Keep every line where the word "percentile" appears; drop the rest.

→ **SUPPLIED DATA**:
***

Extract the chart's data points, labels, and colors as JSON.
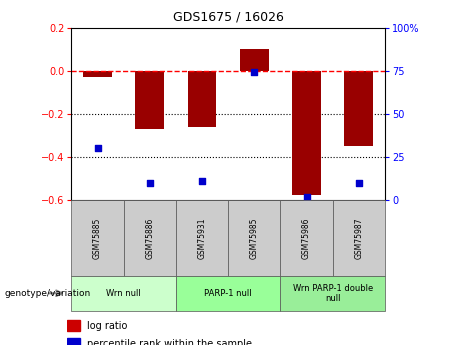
{
  "title": "GDS1675 / 16026",
  "samples": [
    "GSM75885",
    "GSM75886",
    "GSM75931",
    "GSM75985",
    "GSM75986",
    "GSM75987"
  ],
  "log_ratio": [
    -0.03,
    -0.27,
    -0.26,
    0.1,
    -0.575,
    -0.35
  ],
  "percentile": [
    30,
    10,
    11,
    74,
    2,
    10
  ],
  "bar_color": "#990000",
  "dot_color": "#0000cc",
  "ylim_left": [
    -0.6,
    0.2
  ],
  "ylim_right": [
    0,
    100
  ],
  "yticks_left": [
    -0.6,
    -0.4,
    -0.2,
    0.0,
    0.2
  ],
  "yticks_right": [
    0,
    25,
    50,
    75,
    100
  ],
  "ytick_labels_right": [
    "0",
    "25",
    "50",
    "75",
    "100%"
  ],
  "hline_dotted": [
    -0.2,
    -0.4
  ],
  "groups": [
    {
      "label": "Wrn null",
      "start": 0,
      "end": 2,
      "color": "#ccffcc"
    },
    {
      "label": "PARP-1 null",
      "start": 2,
      "end": 4,
      "color": "#99ff99"
    },
    {
      "label": "Wrn PARP-1 double\nnull",
      "start": 4,
      "end": 6,
      "color": "#99ee99"
    }
  ],
  "legend_items": [
    {
      "label": "log ratio",
      "color": "#cc0000"
    },
    {
      "label": "percentile rank within the sample",
      "color": "#0000cc"
    }
  ],
  "genotype_label": "genotype/variation",
  "bar_width": 0.55,
  "sample_box_color": "#cccccc",
  "plot_bg": "#ffffff"
}
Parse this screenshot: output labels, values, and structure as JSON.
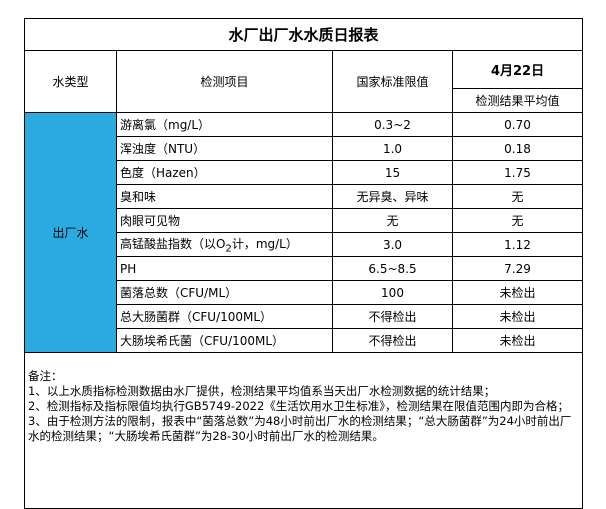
{
  "title": "水厂出厂水水质日报表",
  "header": {
    "water_type": "水类型",
    "item": "检测项目",
    "limit": "国家标准限值",
    "date": "4月22日",
    "result": "检测结果平均值"
  },
  "water_type": "出厂水",
  "rows": [
    {
      "item": "游离氯（mg/L）",
      "limit": "0.3~2",
      "result": "0.70"
    },
    {
      "item": "浑浊度（NTU）",
      "limit": "1.0",
      "result": "0.18"
    },
    {
      "item": "色度（Hazen）",
      "limit": "15",
      "result": "1.75"
    },
    {
      "item": "臭和味",
      "limit": "无异臭、异味",
      "result": "无"
    },
    {
      "item": "肉眼可见物",
      "limit": "无",
      "result": "无"
    },
    {
      "item": {
        "text": "高锰酸盐指数（以O",
        "sub": "2",
        "after": "计，mg/L）"
      },
      "limit": "3.0",
      "result": "1.12"
    },
    {
      "item": "PH",
      "limit": "6.5~8.5",
      "result": "7.29"
    },
    {
      "item": "菌落总数（CFU/ML）",
      "limit": "100",
      "result": "未检出"
    },
    {
      "item": "总大肠菌群（CFU/100ML）",
      "limit": "不得检出",
      "result": "未检出"
    },
    {
      "item": "大肠埃希氏菌（CFU/100ML）",
      "limit": "不得检出",
      "result": "未检出"
    }
  ],
  "notes": [
    "备注：",
    "1、以上水质指标检测数据由水厂提供，检测结果平均值系当天出厂水检测数据的统计结果；",
    "2、检测指标及指标限值均执行GB5749-2022《生活饮用水卫生标准》，检测结果在限值范围内即为合格；",
    "3、由于检测方法的限制，报表中“菌落总数”为48小时前出厂水的检测结果；“总大肠菌群”为24小时前出厂水的检测结果；“大肠埃希氏菌群”为28-30小时前出厂水的检测结果。"
  ]
}
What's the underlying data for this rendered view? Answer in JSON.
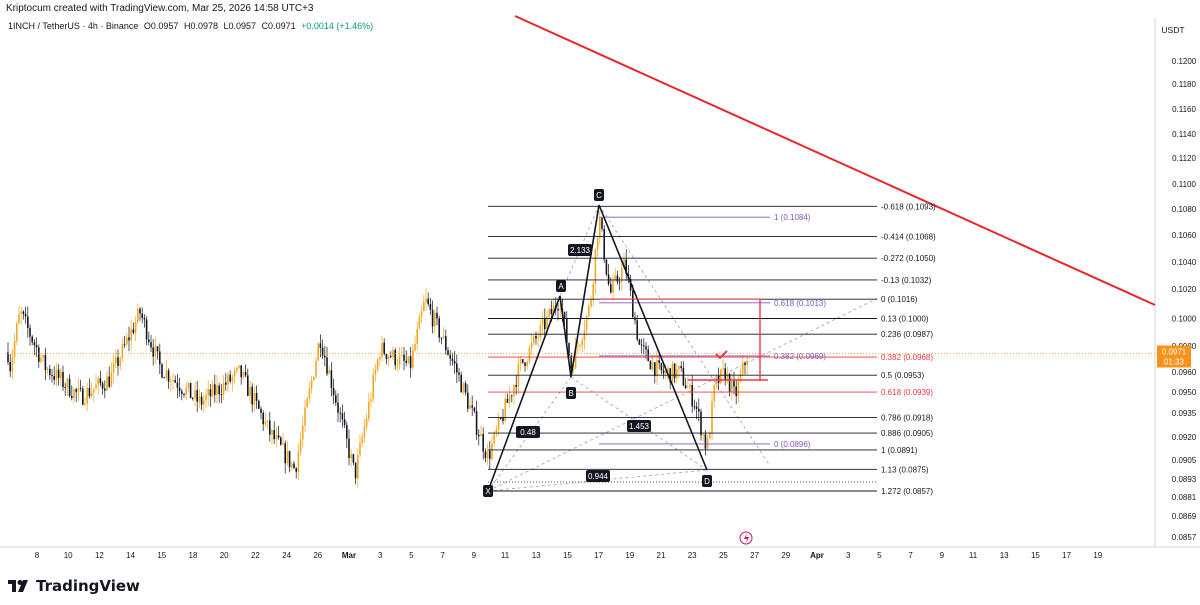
{
  "header": "Kriptocum created with TradingView.com, Mar 25, 2026 14:58 UTC+3",
  "legend": {
    "symbol": "1INCH / TetherUS · 4h · Binance",
    "open": "O0.0957",
    "high": "H0.0978",
    "low": "L0.0957",
    "close": "C0.0971",
    "change": "+0.0014 (+1.46%)"
  },
  "footer": {
    "brand": "TradingView"
  },
  "colors": {
    "up": "#f0a820",
    "down": "#131722",
    "trend": "#e8262b",
    "fib_red": "#f23645",
    "fib_purple": "#7e57c2",
    "harmonic": "#131722",
    "price_badge": "#f7931a"
  },
  "chart_data": {
    "type": "candlestick",
    "currency": "USDT",
    "price_axis_ticks": [
      "0.1200",
      "0.1180",
      "0.1160",
      "0.1140",
      "0.1120",
      "0.1100",
      "0.1080",
      "0.1060",
      "0.1040",
      "0.1020",
      "0.1000",
      "0.0980",
      "0.0960",
      "0.0950",
      "0.0935",
      "0.0920",
      "0.0905",
      "0.0893",
      "0.0881",
      "0.0869",
      "0.0857"
    ],
    "time_axis_ticks": [
      "8",
      "10",
      "12",
      "14",
      "15",
      "18",
      "20",
      "22",
      "24",
      "26",
      "Mar",
      "3",
      "5",
      "7",
      "9",
      "11",
      "13",
      "15",
      "17",
      "19",
      "21",
      "23",
      "25",
      "27",
      "29",
      "Apr",
      "3",
      "5",
      "7",
      "9",
      "11",
      "13",
      "15",
      "17",
      "19"
    ],
    "current_price": "0.0971",
    "countdown": "01:33",
    "harmonic_points": [
      {
        "label": "X",
        "price": 0.0885
      },
      {
        "label": "A",
        "price": 0.1017
      },
      {
        "label": "B",
        "price": 0.096
      },
      {
        "label": "C",
        "price": 0.1085
      },
      {
        "label": "D",
        "price": 0.0891
      }
    ],
    "harmonic_ratios": [
      "2.133",
      "0.48",
      "1.453",
      "0.944"
    ],
    "fib_levels_black": [
      {
        "label": "-0.618 (0.1093)",
        "price": 0.1093
      },
      {
        "label": "-0.414 (0.1068)",
        "price": 0.1068
      },
      {
        "label": "-0.272 (0.1050)",
        "price": 0.105
      },
      {
        "label": "-0.13 (0.1032)",
        "price": 0.1032
      },
      {
        "label": "0 (0.1016)",
        "price": 0.1016
      },
      {
        "label": "0.13 (0.1000)",
        "price": 0.1
      },
      {
        "label": "0.236 (0.0987)",
        "price": 0.0987
      },
      {
        "label": "0.382 (0.0968)",
        "price": 0.0968,
        "color": "red"
      },
      {
        "label": "0.5 (0.0953)",
        "price": 0.0953
      },
      {
        "label": "0.618 (0.0939)",
        "price": 0.0939,
        "color": "red"
      },
      {
        "label": "0.786 (0.0918)",
        "price": 0.0918
      },
      {
        "label": "0.886 (0.0905)",
        "price": 0.0905
      },
      {
        "label": "1 (0.0891)",
        "price": 0.0891
      },
      {
        "label": "1.13 (0.0875)",
        "price": 0.0875
      },
      {
        "label": "1.272 (0.0857)",
        "price": 0.0857
      }
    ],
    "fib_levels_purple": [
      {
        "label": "1 (0.1084)",
        "price": 0.1084
      },
      {
        "label": "0.618 (0.1013)",
        "price": 0.1013
      },
      {
        "label": "0.382 (0.0969)",
        "price": 0.0969
      },
      {
        "label": "0 (0.0896)",
        "price": 0.0896
      }
    ]
  }
}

***

→ **EXERCISE SOLUTION**:
  "percentile": [
      "label": "percentile rank within the sample",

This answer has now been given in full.